• **WHAT THE EXERCISE ASKS**
Which lines hold the string "frescas"? Copy every one of them.

• **DATA FOR PROCESSING**
....................
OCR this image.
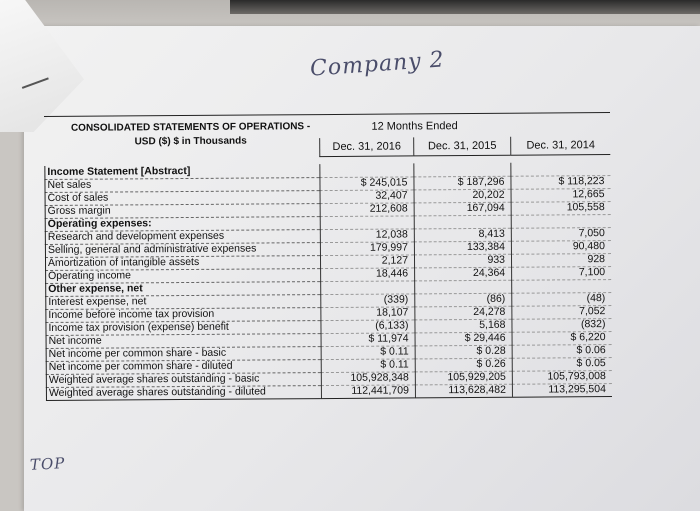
Company 2
CONSOLIDATED STATEMENTS OF OPERATIONS -
USD ($) $ in Thousands
12 Months Ended
Dec. 31, 2016	Dec. 31, 2015	Dec. 31, 2014
Income Statement [Abstract]
Net sales	$ 245,015	$ 187,296	$ 118,223
Cost of sales	32,407	20,202	12,665
Gross margin	212,608	167,094	105,558
Operating expenses:
Research and development expenses	12,038	8,413	7,050
Selling, general and administrative expenses	179,997	133,384	90,480
Amortization of intangible assets	2,127	933	928
Operating income	18,446	24,364	7,100
Other expense, net
Interest expense, net	(339)	(86)	(48)
Income before income tax provision	18,107	24,278	7,052
Income tax provision (expense) benefit	(6,133)	5,168	(832)
Net income	$ 11,974	$ 29,446	$ 6,220
Net income per common share - basic	$ 0.11	$ 0.28	$ 0.06
Net income per common share - diluted	$ 0.11	$ 0.26	$ 0.05
Weighted average shares outstanding - basic	105,928,348	105,929,205	105,793,008
Weighted average shares outstanding - diluted	112,441,709	113,628,482	113,295,504
TOP
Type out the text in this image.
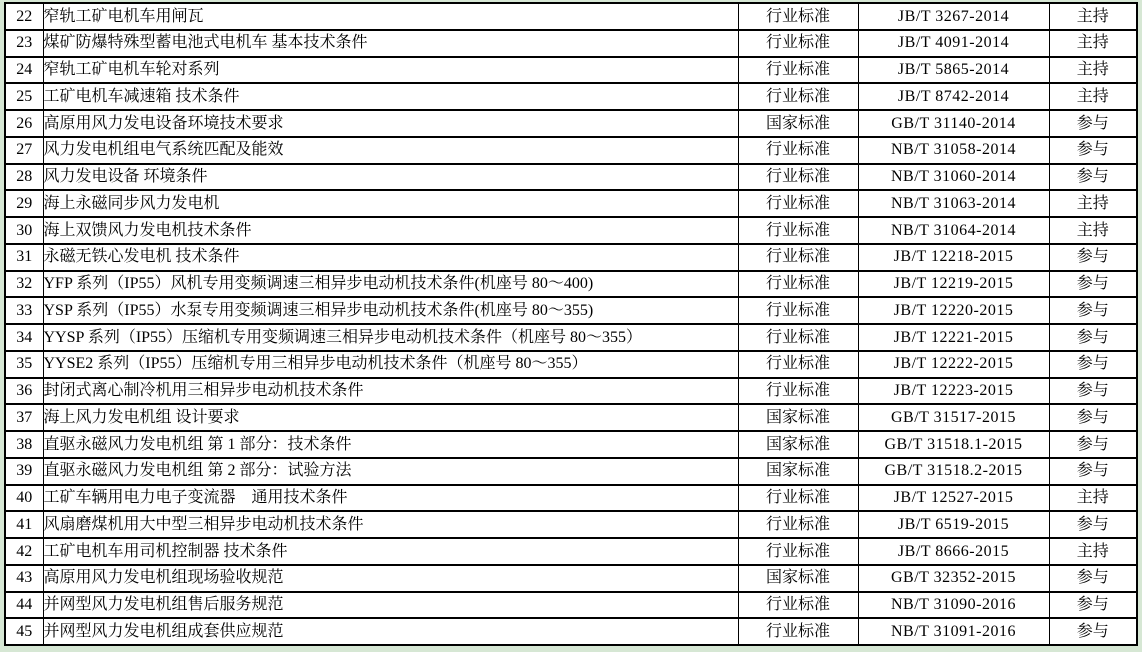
22	窄轨工矿电机车用闸瓦	行业标准	JB/T 3267-2014	主持
23	煤矿防爆特殊型蓄电池式电机车 基本技术条件	行业标准	JB/T 4091-2014	主持
24	窄轨工矿电机车轮对系列	行业标准	JB/T 5865-2014	主持
25	工矿电机车减速箱 技术条件	行业标准	JB/T 8742-2014	主持
26	高原用风力发电设备环境技术要求	国家标准	GB/T 31140-2014	参与
27	风力发电机组电气系统匹配及能效	行业标准	NB/T 31058-2014	参与
28	风力发电设备 环境条件	行业标准	NB/T 31060-2014	参与
29	海上永磁同步风力发电机	行业标准	NB/T 31063-2014	主持
30	海上双馈风力发电机技术条件	行业标准	NB/T 31064-2014	主持
31	永磁无铁心发电机 技术条件	行业标准	JB/T 12218-2015	参与
32	YFP 系列（IP55）风机专用变频调速三相异步电动机技术条件(机座号 80～400)	行业标准	JB/T 12219-2015	参与
33	YSP 系列（IP55）水泵专用变频调速三相异步电动机技术条件(机座号 80～355)	行业标准	JB/T 12220-2015	参与
34	YYSP 系列（IP55）压缩机专用变频调速三相异步电动机技术条件（机座号 80～355）	行业标准	JB/T 12221-2015	参与
35	YYSE2 系列（IP55）压缩机专用三相异步电动机技术条件（机座号 80～355）	行业标准	JB/T 12222-2015	参与
36	封闭式离心制冷机用三相异步电动机技术条件	行业标准	JB/T 12223-2015	参与
37	海上风力发电机组 设计要求	国家标准	GB/T 31517-2015	参与
38	直驱永磁风力发电机组 第 1 部分：技术条件	国家标准	GB/T 31518.1-2015	参与
39	直驱永磁风力发电机组 第 2 部分：试验方法	国家标准	GB/T 31518.2-2015	参与
40	工矿车辆用电力电子变流器　通用技术条件	行业标准	JB/T 12527-2015	主持
41	风扇磨煤机用大中型三相异步电动机技术条件	行业标准	JB/T 6519-2015	参与
42	工矿电机车用司机控制器 技术条件	行业标准	JB/T 8666-2015	主持
43	高原用风力发电机组现场验收规范	国家标准	GB/T 32352-2015	参与
44	并网型风力发电机组售后服务规范	行业标准	NB/T 31090-2016	参与
45	并网型风力发电机组成套供应规范	行业标准	NB/T 31091-2016	参与
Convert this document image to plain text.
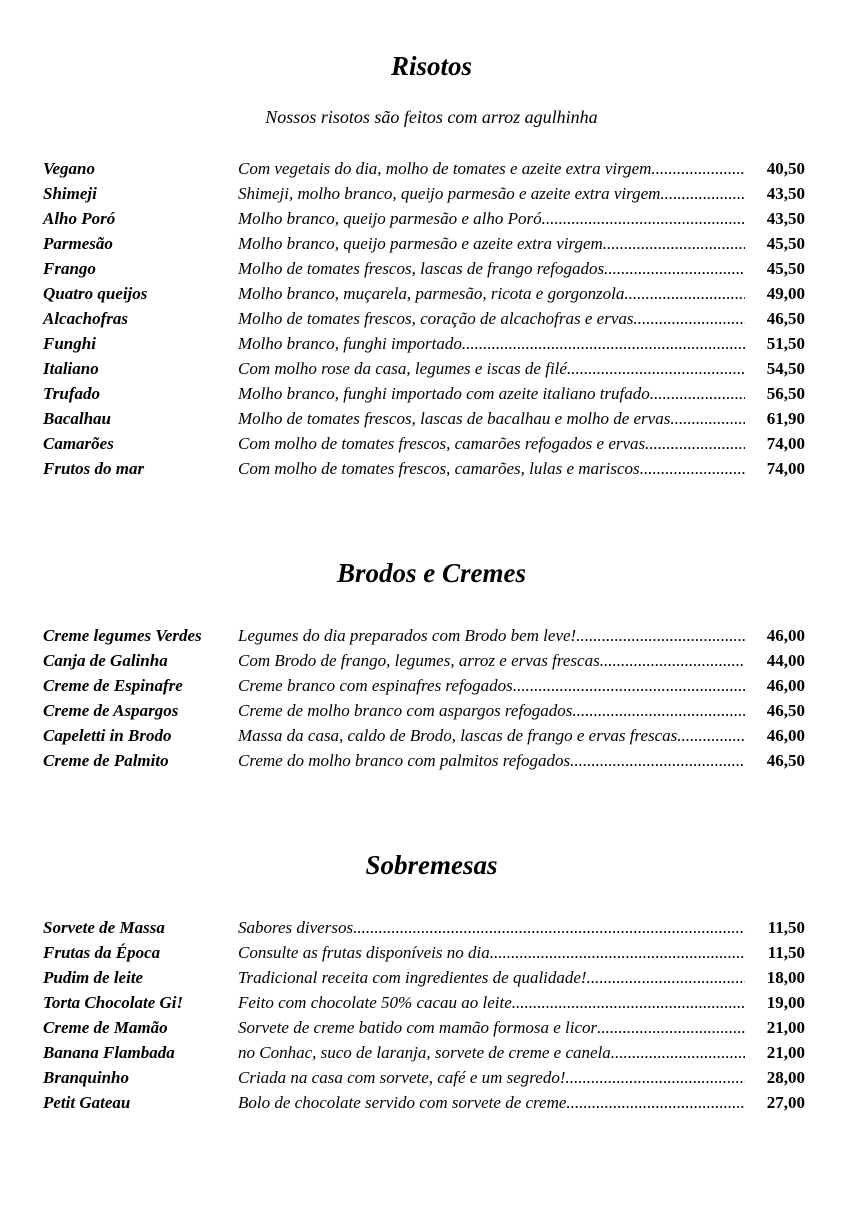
Risotos
Nossos risotos são feitos com arroz agulhinha
Vegano	Com vegetais do dia, molho de tomates e azeite extra virgem .....	40,50
Shimeji	Shimeji, molho branco, queijo parmesão e azeite extra virgem .....	43,50
Alho Poró	Molho branco, queijo parmesão e alho Poró .....	43,50
Parmesão	Molho branco, queijo parmesão e azeite extra virgem .....	45,50
Frango	Molho de tomates frescos, lascas de frango refogados .....	45,50
Quatro queijos	Molho branco, muçarela, parmesão, ricota e gorgonzola .....	49,00
Alcachofras	Molho de tomates frescos, coração de alcachofras e ervas .....	46,50
Funghi	Molho branco, funghi importado .....	51,50
Italiano	Com molho rose da casa, legumes e iscas de filé .....	54,50
Trufado	Molho branco, funghi importado com azeite italiano trufado .....	56,50
Bacalhau	Molho de tomates frescos, lascas de bacalhau e molho de ervas .....	61,90
Camarões	Com molho de tomates frescos, camarões refogados e ervas .....	74,00
Frutos do mar	Com molho de tomates frescos, camarões, lulas e mariscos .....	74,00
Brodos e Cremes
Creme legumes Verdes	Legumes do dia preparados com Brodo bem leve! .....	46,00
Canja de Galinha	Com Brodo de frango, legumes, arroz e ervas frescas .....	44,00
Creme de Espinafre	Creme branco com espinafres refogados .....	46,00
Creme de Aspargos	Creme de molho branco com aspargos refogados .....	46,50
Capeletti in Brodo	Massa da casa, caldo de Brodo, lascas de frango e ervas frescas .....	46,00
Creme de Palmito	Creme do molho branco com palmitos refogados .....	46,50
Sobremesas
Sorvete de Massa	Sabores diversos .....	11,50
Frutas da Época	Consulte as frutas disponíveis no dia .....	11,50
Pudim de leite	Tradicional receita com ingredientes de qualidade! .....	18,00
Torta Chocolate Gi!	Feito com chocolate 50% cacau ao leite .....	19,00
Creme de Mamão	Sorvete de creme batido com mamão formosa e licor .....	21,00
Banana Flambada	no Conhac, suco de laranja, sorvete de creme e canela .....	21,00
Branquinho	Criada na casa com sorvete, café e um segredo! .....	28,00
Petit Gateau	Bolo de chocolate servido com sorvete de creme .....	27,00
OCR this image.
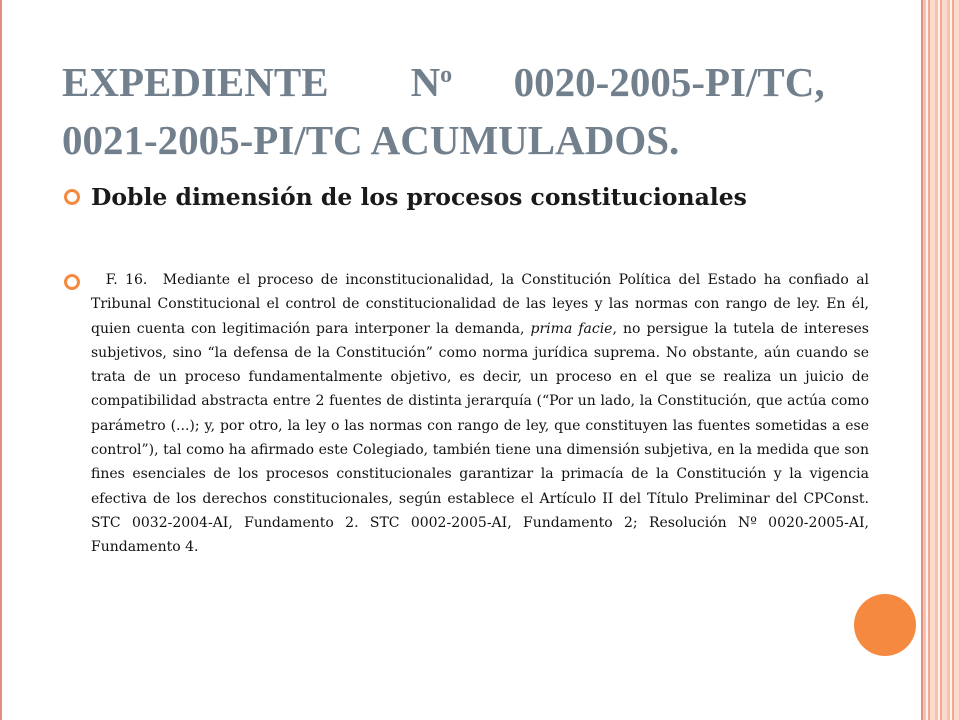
EXPEDIENTE $N^o$ 0020-2005-PI/TC,
0021-2005-PI/TC ACUMULADOS.
Doble dimensión de los procesos constitucionales

F. 16. Mediante el proceso de inconstitucionalidad, la Constitución Política del Estado ha confiado al Tribunal Constitucional el control de constitucionalidad de las leyes y las normas con rango de ley. En él, quien cuenta con legitimación para interponer la demanda, prima facie, no persigue la tutela de intereses subjetivos, sino “la defensa de la Constitución” como norma jurídica suprema. No obstante, aún cuando se trata de un proceso fundamentalmente objetivo, es decir, un proceso en el que se realiza un juicio de compatibilidad abstracta entre 2 fuentes de distinta jerarquía (“Por un lado, la Constitución, que actúa como parámetro (...); y, por otro, la ley o las normas con rango de ley, que constituyen las fuentes sometidas a ese control”), tal como ha afirmado este Colegiado, también tiene una dimensión subjetiva, en la medida que son fines esenciales de los procesos constitucionales garantizar la primacía de la Constitución y la vigencia efectiva de los derechos constitucionales, según establece el Artículo II del Título Preliminar del CPConst. STC 0032-2004-AI, Fundamento 2. STC 0002-2005-AI, Fundamento 2; Resolución Nº 0020-2005-AI, Fundamento 4.
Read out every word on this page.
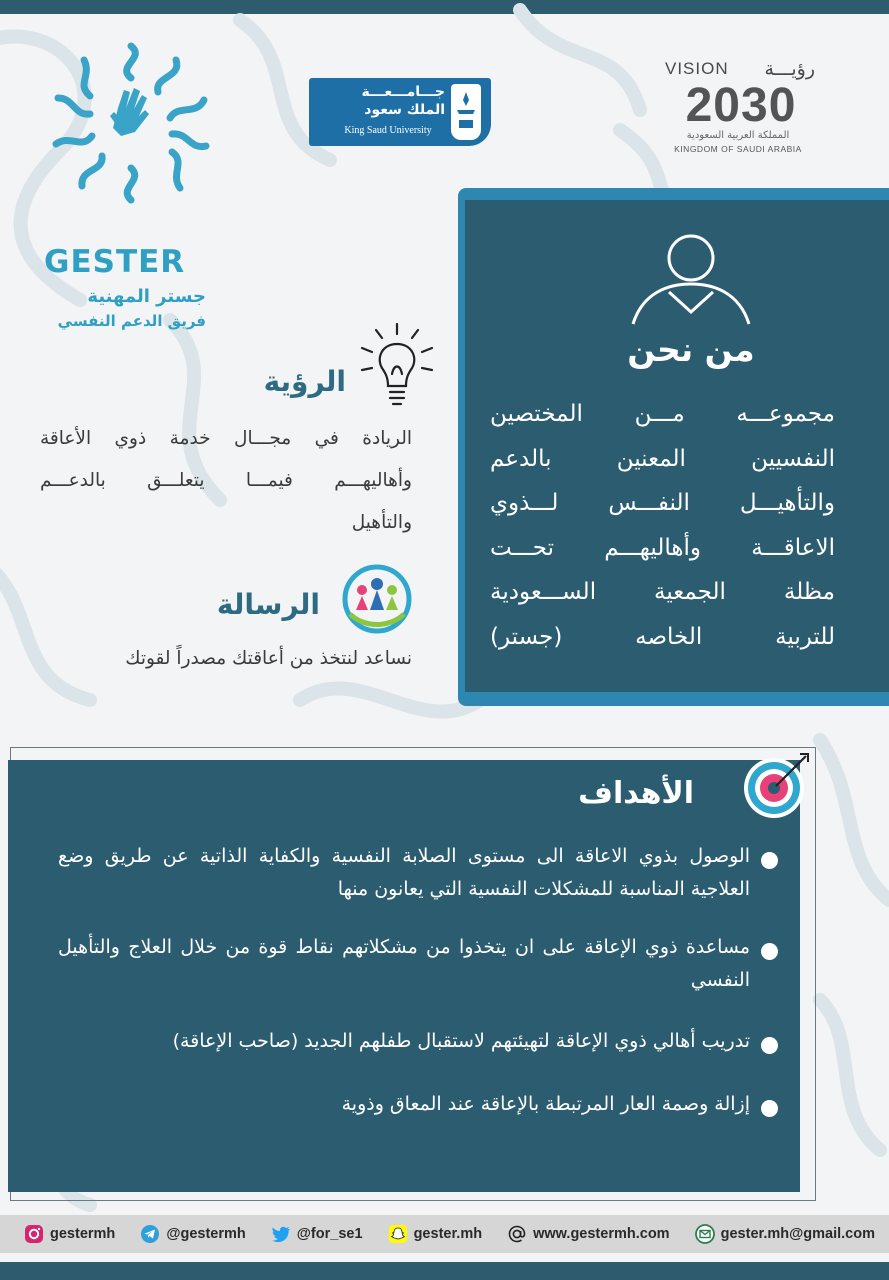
GESTER
جستر المهنية
فريق الدعم النفسي
جـــامـــعـــة
الملك سعود
King Saud University
VISION رؤيـــة
2030
المملكة العربية السعودية
KINGDOM OF SAUDI ARABIA
من نحن
مجموعـــه مـــن المختصين
النفسيين المعنين بالدعم
والتأهيـــل النفـــس لـــذوي
الاعاقـــة وأهاليهـــم تحـــت
مظلة الجمعية الســـعودية
للتربية الخاصه (جستر)
الرؤية
الريادة في مجـــال خدمة ذوي الأعاقة
وأهاليهـــم فيمـــا يتعلـــق بالدعـــم
والتأهيل
الرسالة
نساعد لنتخذ من أعاقتك مصدراً لقوتك
الأهداف
الوصول بذوي الاعاقة الى مستوى الصلابة النفسية والكفاية الذاتية عن طريق وضع العلاجية المناسبة للمشكلات النفسية التي يعانون منها
مساعدة ذوي الإعاقة على ان يتخذوا من مشكلاتهم نقاط قوة من خلال العلاج والتأهيل النفسي
تدريب أهالي ذوي الإعاقة لتهيئتهم لاستقبال طفلهم الجديد (صاحب الإعاقة)
إزالة وصمة العار المرتبطة بالإعاقة عند المعاق وذوية
gestermh	@gestermh	@for_se1	gester.mh	www.gestermh.com	gester.mh@gmail.com
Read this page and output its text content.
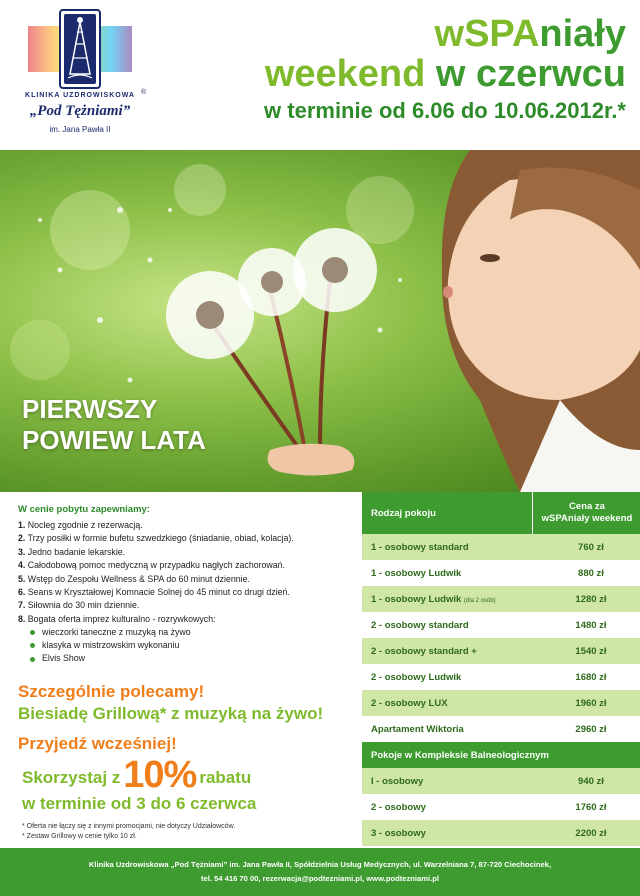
KLINIKA UZDROWISKOWA ®
„Pod Tężniami”
im. Jana Pawła II
wSPAniały
weekend w czerwcu
w terminie od 6.06 do 10.06.2012r.*
PIERWSZY
POWIEW LATA
W cenie pobytu zapewniamy:
1. Nocleg zgodnie z rezerwacją.
2. Trzy posiłki w formie bufetu szwedzkiego (śniadanie, obiad, kolacja).
3. Jedno badanie lekarskie.
4. Całodobową pomoc medyczną w przypadku nagłych zachorowań.
5. Wstęp do Zespołu Wellness & SPA do 60 minut dziennie.
6. Seans w Kryształowej Komnacie Solnej do 45 minut co drugi dzień.
7. Siłownia do 30 min dziennie.
8. Bogata oferta imprez kulturalno - rozrywkowych:
wieczorki taneczne z muzyką na żywo
klasyka w mistrzowskim wykonaniu
Elvis Show
Szczególnie polecamy!
Biesiadę Grillową* z muzyką na żywo!
Przyjedź wcześniej!
Skorzystaj z10% rabatu
w terminie od 3 do 6 czerwca
* Oferta nie łączy się z innymi promocjami, nie dotyczy Udziałowców.
* Zestaw Grillowy w cenie tylko 10 zł.
Rodzaj pokoju
Cena za
wSPAniały weekend
1 - osobowy standard	760 zł
1 - osobowy Ludwik	880 zł
1 - osobowy Ludwik (dla 2 osób)	1280 zł
2 - osobowy standard	1480 zł
2 - osobowy standard +	1540 zł
2 - osobowy Ludwik	1680 zł
2 - osobowy LUX	1960 zł
Apartament Wiktoria	2960 zł
Pokoje w Kompleksie Balneologicznym
I - osobowy	940 zł
2 - osobowy	1760 zł
3 - osobowy	2200 zł
Klinika Uzdrowiskowa „Pod Tężniami” im. Jana Pawła II, Spółdzielnia Usług Medycznych, ul. Warzelniana 7, 87-720 Ciechocinek,
tel. 54 416 70 00, rezerwacja@podtezniami.pl, www.podtezniami.pl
....................
• **EXERCISE RESPONSE**
Canja de Galinha	Com Brodo de frango, legumes, arroz e ervas frescas .....	44,00
Capeletti in Brodo	Massa da casa, caldo de Brodo, lascas de frango e ervas frescas .....	46,00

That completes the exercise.